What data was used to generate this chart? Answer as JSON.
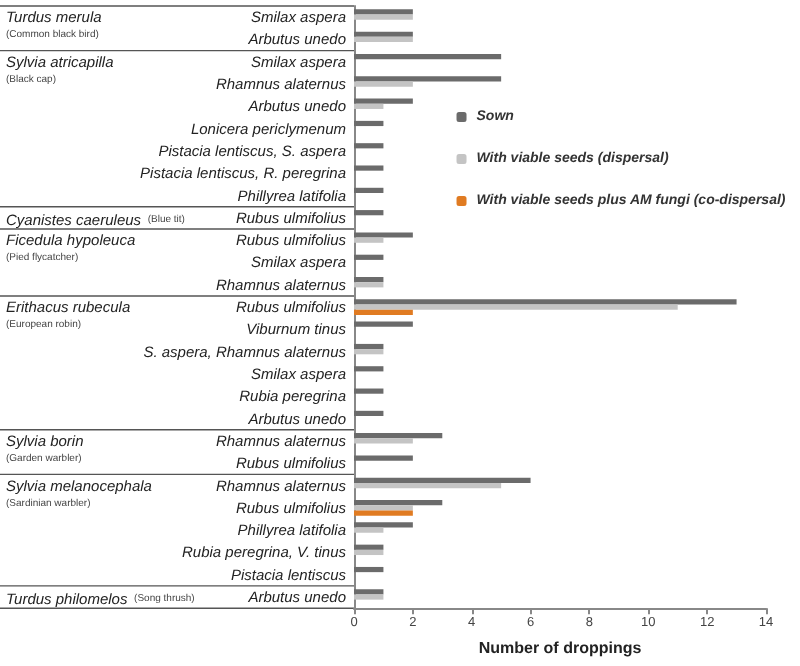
{
  "chart_data": {
    "type": "bar",
    "orientation": "horizontal",
    "xlabel": "Number of droppings",
    "categories": [
      "Smilax aspera",
      "Arbutus unedo",
      "Smilax aspera",
      "Rhamnus alaternus",
      "Arbutus unedo",
      "Lonicera periclymenum",
      "Pistacia lentiscus, S. aspera",
      "Pistacia lentiscus, R. peregrina",
      "Phillyrea latifolia",
      "Rubus ulmifolius",
      "Rubus ulmifolius",
      "Smilax aspera",
      "Rhamnus alaternus",
      "Rubus ulmifolius",
      "Viburnum tinus",
      "S. aspera, Rhamnus alaternus",
      "Smilax aspera",
      "Rubia peregrina",
      "Arbutus unedo",
      "Rhamnus alaternus",
      "Rubus ulmifolius",
      "Rhamnus alaternus",
      "Rubus ulmifolius",
      "Phillyrea latifolia",
      "Rubia peregrina, V. tinus",
      "Pistacia lentiscus",
      "Arbutus unedo"
    ],
    "y2_categories": [
      "Turdus merula (Common black bird)",
      null,
      "Sylvia atricapilla (Black cap)",
      null,
      null,
      null,
      null,
      null,
      null,
      "Cyanistes caeruleus (Blue tit)",
      "Ficedula hypoleuca (Pied flycatcher)",
      null,
      null,
      "Erithacus rubecula (European robin)",
      null,
      null,
      null,
      null,
      null,
      "Sylvia borin (Garden warbler)",
      null,
      "Sylvia melanocephala (Sardinian warbler)",
      null,
      null,
      null,
      null,
      "Turdus philomelos (Song thrush)"
    ],
    "series": [
      {
        "name": "Sown",
        "color": "#6b6b6b",
        "values": [
          2,
          2,
          5,
          5,
          2,
          1,
          1,
          1,
          1,
          1,
          2,
          1,
          1,
          13,
          2,
          1,
          1,
          1,
          1,
          3,
          2,
          6,
          3,
          2,
          1,
          1,
          1
        ]
      },
      {
        "name": "With viable seeds (dispersal)",
        "color": "#c4c4c4",
        "values": [
          2,
          2,
          0,
          2,
          1,
          0,
          0,
          0,
          0,
          0,
          1,
          0,
          1,
          11,
          0,
          1,
          0,
          0,
          0,
          2,
          0,
          5,
          2,
          1,
          1,
          0,
          1
        ]
      },
      {
        "name": "With viable seeds plus AM fungi (co-dispersal)",
        "color": "#e07b22",
        "values": [
          0,
          0,
          0,
          0,
          0,
          0,
          0,
          0,
          0,
          0,
          0,
          0,
          0,
          2,
          0,
          0,
          0,
          0,
          0,
          0,
          0,
          0,
          2,
          0,
          0,
          0,
          0
        ]
      }
    ],
    "xlim": [
      0,
      14
    ],
    "xticks": [
      0,
      2,
      4,
      6,
      8,
      10,
      12,
      14
    ],
    "grid": false,
    "legend": "top right"
  }
}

________________________________________

_DIRECTIONS_.
Repeat each record exactly, with the pictures left out.

_THE SOLUTION_.
What data was used to generate this chart? Answer as JSON.
{
  "chart_data": {
    "type": "bar",
    "orientation": "horizontal",
    "xlabel": "Number of droppings",
    "categories": [
      "Smilax aspera",
      "Arbutus unedo",
      "Smilax aspera",
      "Rhamnus alaternus",
      "Arbutus unedo",
      "Lonicera periclymenum",
      "Pistacia lentiscus, S. aspera",
      "Pistacia lentiscus, R. peregrina",
      "Phillyrea latifolia",
      "Rubus ulmifolius",
      "Rubus ulmifolius",
      "Smilax aspera",
      "Rhamnus alaternus",
      "Rubus ulmifolius",
      "Viburnum tinus",
      "S. aspera, Rhamnus alaternus",
      "Smilax aspera",
      "Rubia peregrina",
      "Arbutus unedo",
      "Rhamnus alaternus",
      "Rubus ulmifolius",
      "Rhamnus alaternus",
      "Rubus ulmifolius",
      "Phillyrea latifolia",
      "Rubia peregrina, V. tinus",
      "Pistacia lentiscus",
      "Arbutus unedo"
    ],
    "y2_categories": [
      "Turdus merula (Common black bird)",
      null,
      "Sylvia atricapilla (Black cap)",
      null,
      null,
      null,
      null,
      null,
      null,
      "Cyanistes caeruleus (Blue tit)",
      "Ficedula hypoleuca (Pied flycatcher)",
      null,
      null,
      "Erithacus rubecula (European robin)",
      null,
      null,
      null,
      null,
      null,
      "Sylvia borin (Garden warbler)",
      null,
      "Sylvia melanocephala (Sardinian warbler)",
      null,
      null,
      null,
      null,
      "Turdus philomelos (Song thrush)"
    ],
    "series": [
      {
        "name": "Sown",
        "color": "#6b6b6b",
        "values": [
          2,
          2,
          5,
          5,
          2,
          1,
          1,
          1,
          1,
          1,
          2,
          1,
          1,
          13,
          2,
          1,
          1,
          1,
          1,
          3,
          2,
          6,
          3,
          2,
          1,
          1,
          1
        ]
      },
      {
        "name": "With viable seeds (dispersal)",
        "color": "#c4c4c4",
        "values": [
          2,
          2,
          0,
          2,
          1,
          0,
          0,
          0,
          0,
          0,
          1,
          0,
          1,
          11,
          0,
          1,
          0,
          0,
          0,
          2,
          0,
          5,
          2,
          1,
          1,
          0,
          1
        ]
      },
      {
        "name": "With viable seeds plus AM fungi (co-dispersal)",
        "color": "#e07b22",
        "values": [
          0,
          0,
          0,
          0,
          0,
          0,
          0,
          0,
          0,
          0,
          0,
          0,
          0,
          2,
          0,
          0,
          0,
          0,
          0,
          0,
          0,
          0,
          2,
          0,
          0,
          0,
          0
        ]
      }
    ],
    "xlim": [
      0,
      14
    ],
    "xticks": [
      0,
      2,
      4,
      6,
      8,
      10,
      12,
      14
    ],
    "grid": false,
    "legend": "top right"
  }
}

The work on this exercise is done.